↓↓↓

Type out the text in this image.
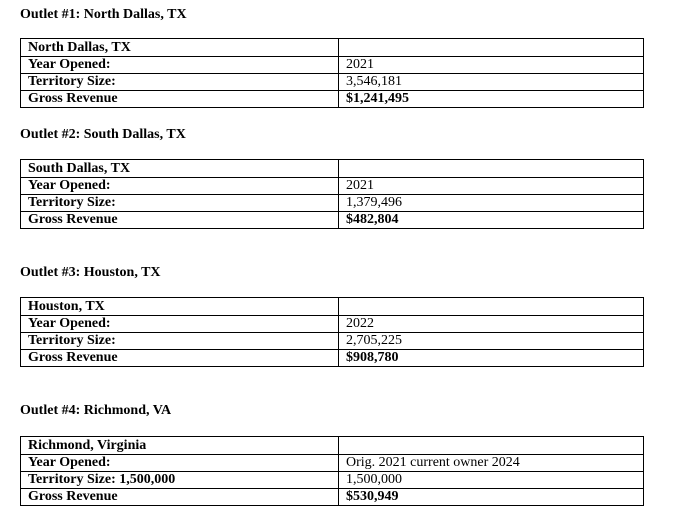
Outlet #1: North Dallas, TX
North Dallas, TX	
Year Opened:	2021
Territory Size:	3,546,181
Gross Revenue	$1,241,495
Outlet #2: South Dallas, TX
South Dallas, TX	
Year Opened:	2021
Territory Size:	1,379,496
Gross Revenue	$482,804
Outlet #3: Houston, TX
Houston, TX	
Year Opened:	2022
Territory Size:	2,705,225
Gross Revenue	$908,780
Outlet #4: Richmond, VA
Richmond, Virginia	
Year Opened:	Orig. 2021 current owner 2024
Territory Size: 1,500,000	1,500,000
Gross Revenue	$530,949
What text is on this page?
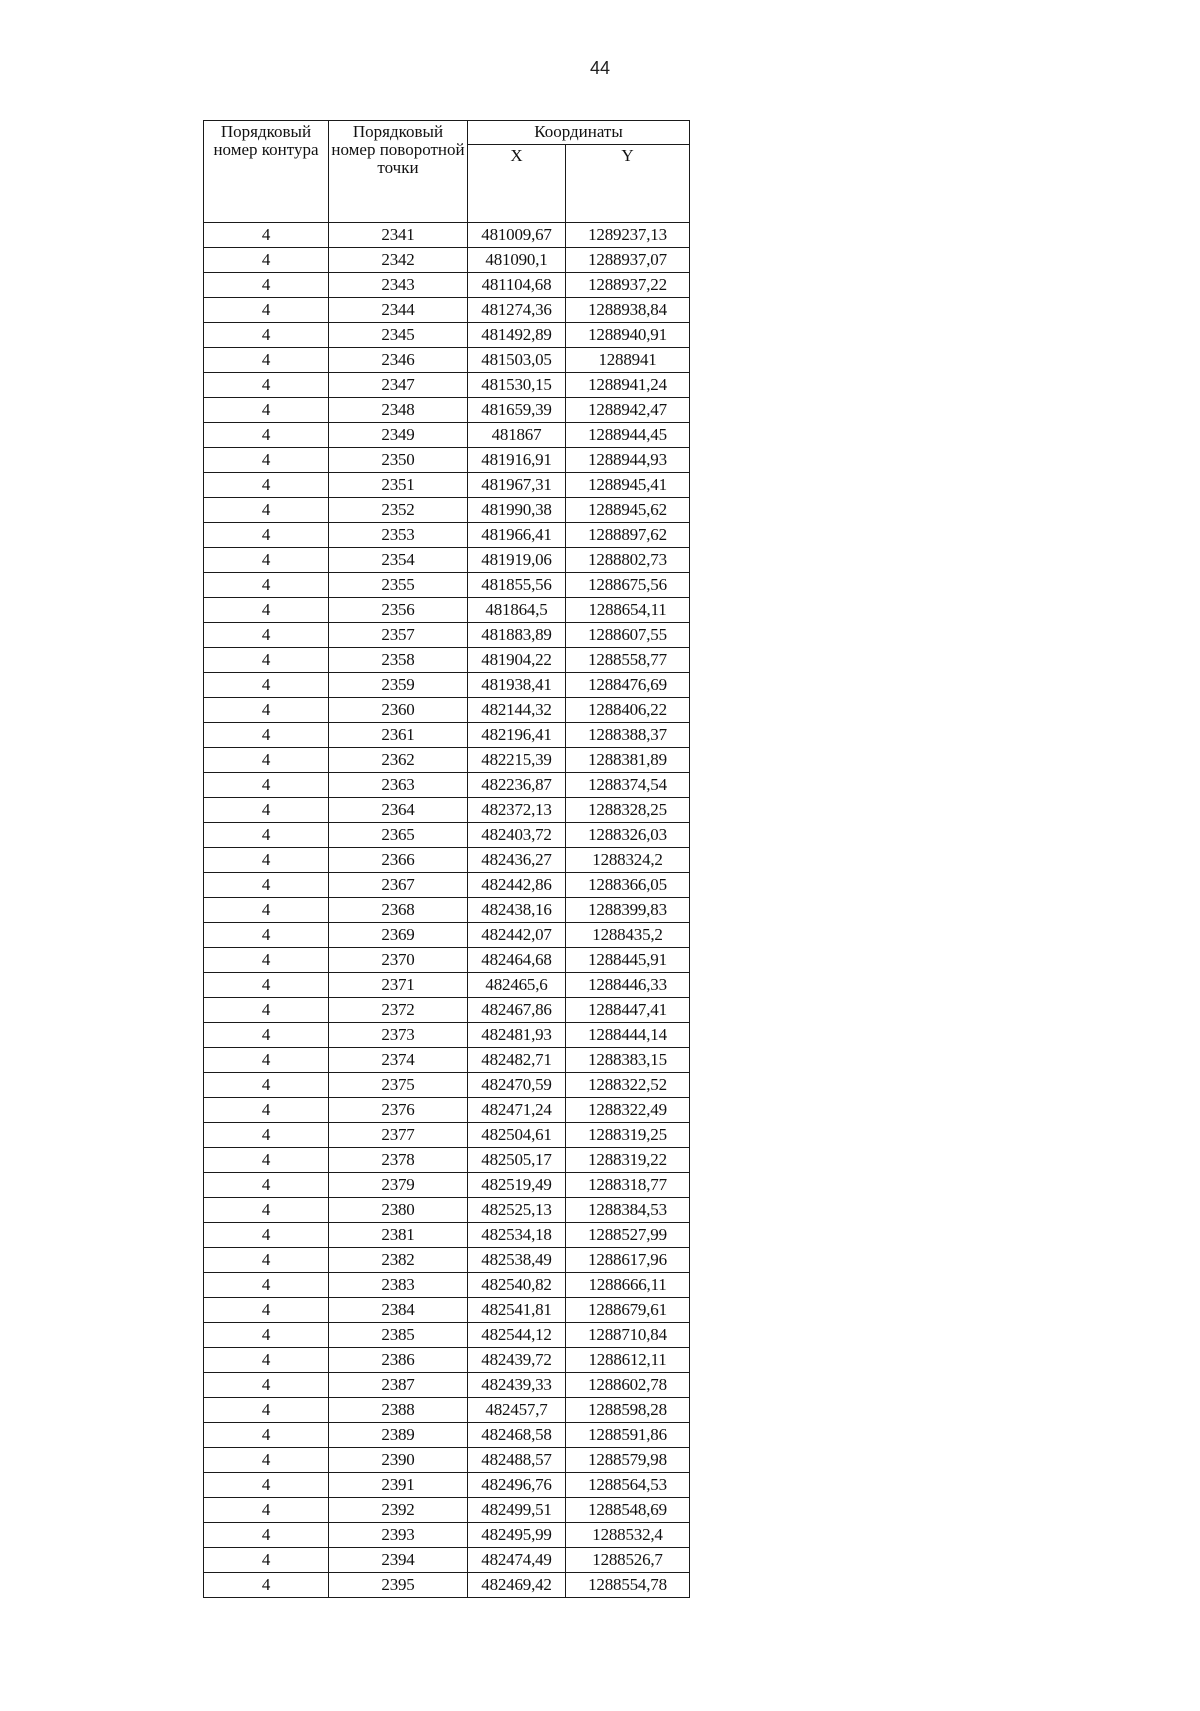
44
Порядковый номер контура	Порядковый номер поворотной точки	Координаты	
		X	Y
4	2341	481009,67	1289237,13
4	2342	481090,1	1288937,07
4	2343	481104,68	1288937,22
4	2344	481274,36	1288938,84
4	2345	481492,89	1288940,91
4	2346	481503,05	1288941
4	2347	481530,15	1288941,24
4	2348	481659,39	1288942,47
4	2349	481867	1288944,45
4	2350	481916,91	1288944,93
4	2351	481967,31	1288945,41
4	2352	481990,38	1288945,62
4	2353	481966,41	1288897,62
4	2354	481919,06	1288802,73
4	2355	481855,56	1288675,56
4	2356	481864,5	1288654,11
4	2357	481883,89	1288607,55
4	2358	481904,22	1288558,77
4	2359	481938,41	1288476,69
4	2360	482144,32	1288406,22
4	2361	482196,41	1288388,37
4	2362	482215,39	1288381,89
4	2363	482236,87	1288374,54
4	2364	482372,13	1288328,25
4	2365	482403,72	1288326,03
4	2366	482436,27	1288324,2
4	2367	482442,86	1288366,05
4	2368	482438,16	1288399,83
4	2369	482442,07	1288435,2
4	2370	482464,68	1288445,91
4	2371	482465,6	1288446,33
4	2372	482467,86	1288447,41
4	2373	482481,93	1288444,14
4	2374	482482,71	1288383,15
4	2375	482470,59	1288322,52
4	2376	482471,24	1288322,49
4	2377	482504,61	1288319,25
4	2378	482505,17	1288319,22
4	2379	482519,49	1288318,77
4	2380	482525,13	1288384,53
4	2381	482534,18	1288527,99
4	2382	482538,49	1288617,96
4	2383	482540,82	1288666,11
4	2384	482541,81	1288679,61
4	2385	482544,12	1288710,84
4	2386	482439,72	1288612,11
4	2387	482439,33	1288602,78
4	2388	482457,7	1288598,28
4	2389	482468,58	1288591,86
4	2390	482488,57	1288579,98
4	2391	482496,76	1288564,53
4	2392	482499,51	1288548,69
4	2393	482495,99	1288532,4
4	2394	482474,49	1288526,7
4	2395	482469,42	1288554,78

↑↑↑

• Problem details: Spot every line that holds "North" and copy it.

• Correct response:
Outlet #1: North Dallas, TX
North Dallas, TX	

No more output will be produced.